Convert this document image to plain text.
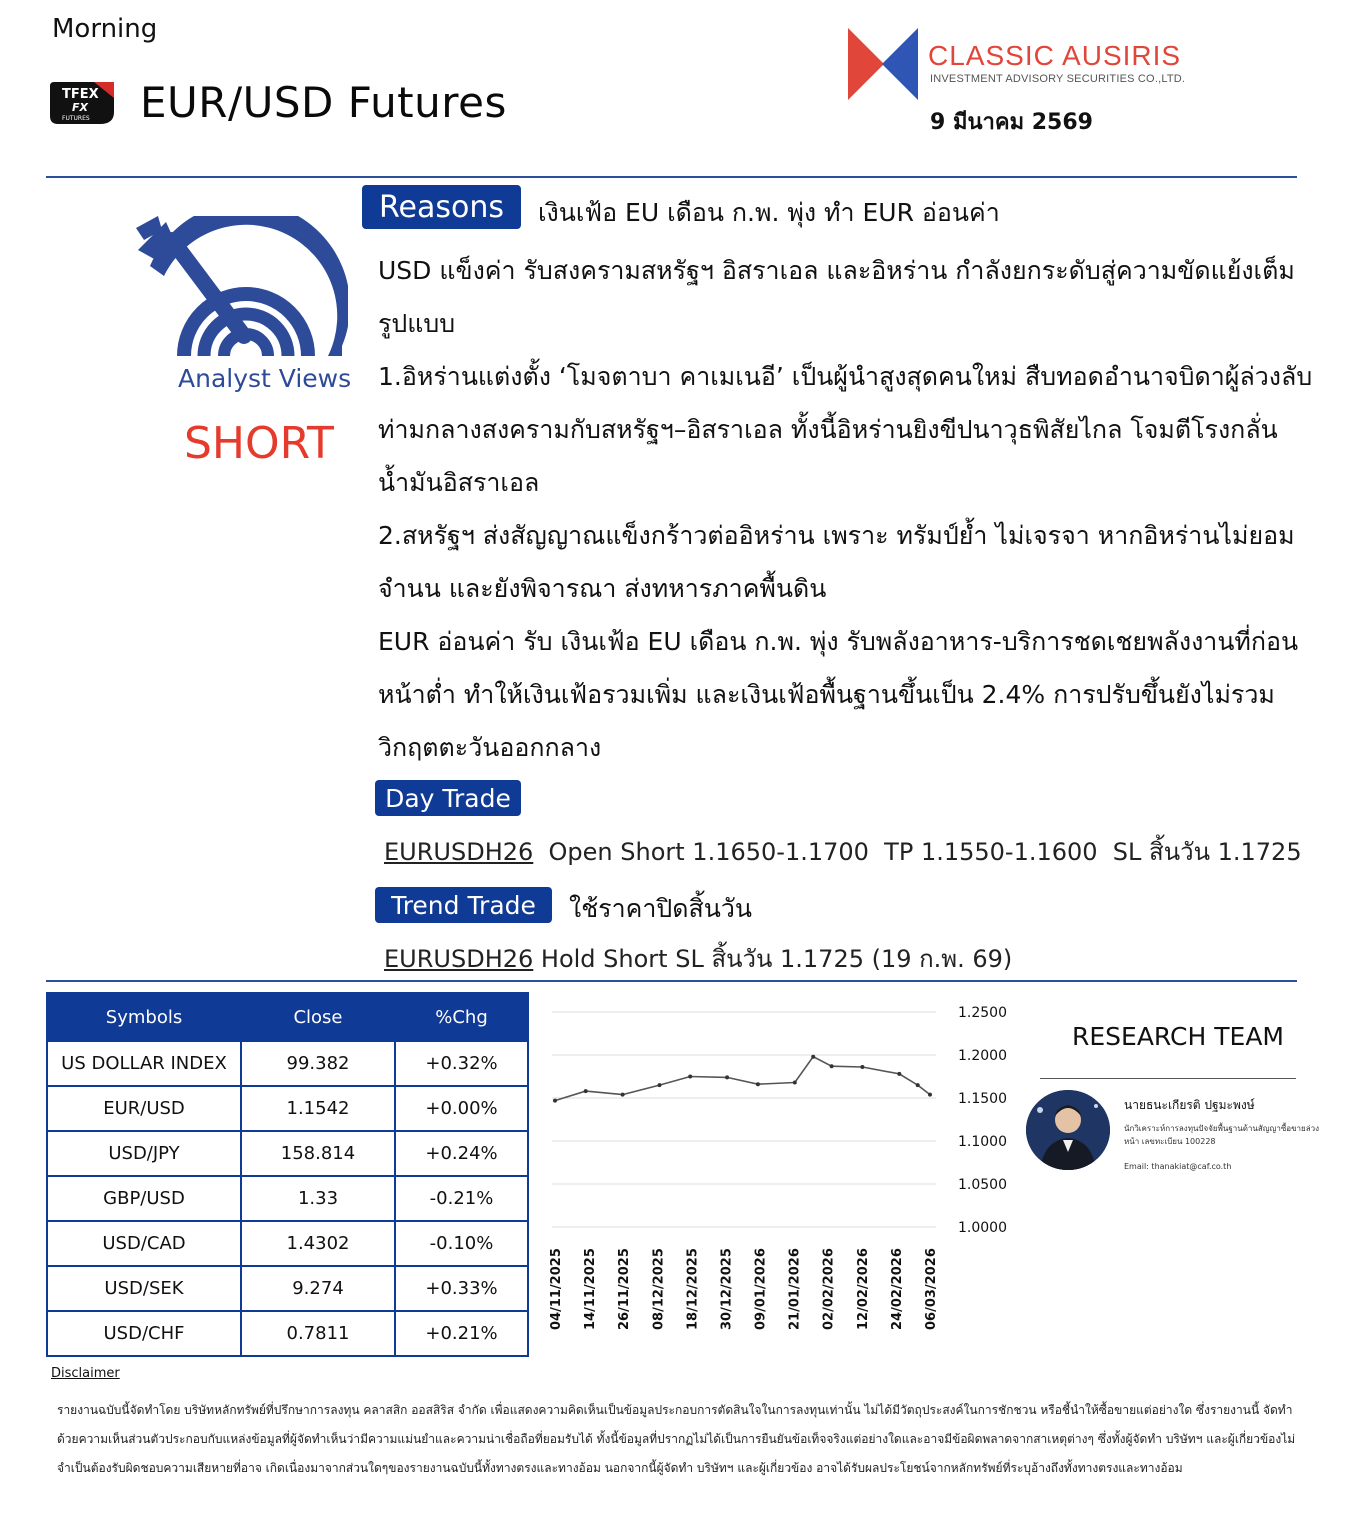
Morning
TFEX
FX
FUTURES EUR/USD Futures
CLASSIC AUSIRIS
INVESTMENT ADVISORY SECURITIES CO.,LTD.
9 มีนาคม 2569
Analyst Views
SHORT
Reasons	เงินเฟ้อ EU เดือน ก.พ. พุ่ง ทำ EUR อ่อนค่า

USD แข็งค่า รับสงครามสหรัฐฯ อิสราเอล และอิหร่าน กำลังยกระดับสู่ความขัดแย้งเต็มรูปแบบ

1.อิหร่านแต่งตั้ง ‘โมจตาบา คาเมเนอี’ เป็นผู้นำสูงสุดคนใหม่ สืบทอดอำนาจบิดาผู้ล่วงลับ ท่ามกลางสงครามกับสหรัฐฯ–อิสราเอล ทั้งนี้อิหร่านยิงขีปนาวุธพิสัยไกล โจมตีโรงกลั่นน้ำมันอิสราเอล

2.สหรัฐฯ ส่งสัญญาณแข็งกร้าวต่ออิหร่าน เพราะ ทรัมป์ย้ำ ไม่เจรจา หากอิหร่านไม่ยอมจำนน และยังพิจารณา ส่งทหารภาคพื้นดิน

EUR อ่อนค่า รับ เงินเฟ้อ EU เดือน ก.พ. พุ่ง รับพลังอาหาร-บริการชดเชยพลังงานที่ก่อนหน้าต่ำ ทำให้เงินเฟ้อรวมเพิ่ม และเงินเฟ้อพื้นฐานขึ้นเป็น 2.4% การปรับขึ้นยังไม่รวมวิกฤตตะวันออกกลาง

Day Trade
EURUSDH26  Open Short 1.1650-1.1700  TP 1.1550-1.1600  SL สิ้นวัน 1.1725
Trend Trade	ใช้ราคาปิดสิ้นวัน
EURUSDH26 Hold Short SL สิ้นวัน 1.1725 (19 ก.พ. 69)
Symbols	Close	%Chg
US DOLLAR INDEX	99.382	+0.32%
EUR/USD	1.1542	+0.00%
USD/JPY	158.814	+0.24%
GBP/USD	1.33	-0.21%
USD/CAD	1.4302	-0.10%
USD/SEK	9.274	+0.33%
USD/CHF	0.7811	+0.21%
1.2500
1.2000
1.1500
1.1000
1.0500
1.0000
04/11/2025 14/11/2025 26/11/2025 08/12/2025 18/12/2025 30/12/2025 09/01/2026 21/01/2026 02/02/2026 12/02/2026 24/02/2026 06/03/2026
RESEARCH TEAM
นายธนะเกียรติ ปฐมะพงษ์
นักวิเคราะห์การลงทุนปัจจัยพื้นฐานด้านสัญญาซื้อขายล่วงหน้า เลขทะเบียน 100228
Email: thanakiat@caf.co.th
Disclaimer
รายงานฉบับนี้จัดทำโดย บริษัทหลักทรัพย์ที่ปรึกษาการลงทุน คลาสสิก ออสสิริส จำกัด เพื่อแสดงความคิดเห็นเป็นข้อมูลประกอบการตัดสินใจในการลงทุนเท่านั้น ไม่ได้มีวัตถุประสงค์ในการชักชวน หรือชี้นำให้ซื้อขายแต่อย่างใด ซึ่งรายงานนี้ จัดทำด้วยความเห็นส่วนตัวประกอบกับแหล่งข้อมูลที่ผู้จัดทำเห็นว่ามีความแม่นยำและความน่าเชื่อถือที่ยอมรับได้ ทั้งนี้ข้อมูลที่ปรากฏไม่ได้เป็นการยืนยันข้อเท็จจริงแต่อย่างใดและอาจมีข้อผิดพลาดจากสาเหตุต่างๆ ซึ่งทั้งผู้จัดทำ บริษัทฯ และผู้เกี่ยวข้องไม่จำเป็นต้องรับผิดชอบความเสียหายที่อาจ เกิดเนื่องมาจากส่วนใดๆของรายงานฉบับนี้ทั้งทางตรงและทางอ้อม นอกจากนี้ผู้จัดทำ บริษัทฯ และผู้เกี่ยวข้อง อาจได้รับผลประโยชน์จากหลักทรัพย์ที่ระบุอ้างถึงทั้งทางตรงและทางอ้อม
◇ ◇ ◇
Exercise task → In the listing, find all lines with the string "Trade" and copy them.

Finished exercise →
Day Trade
Trend Trade	ใช้ราคาปิดสิ้นวัน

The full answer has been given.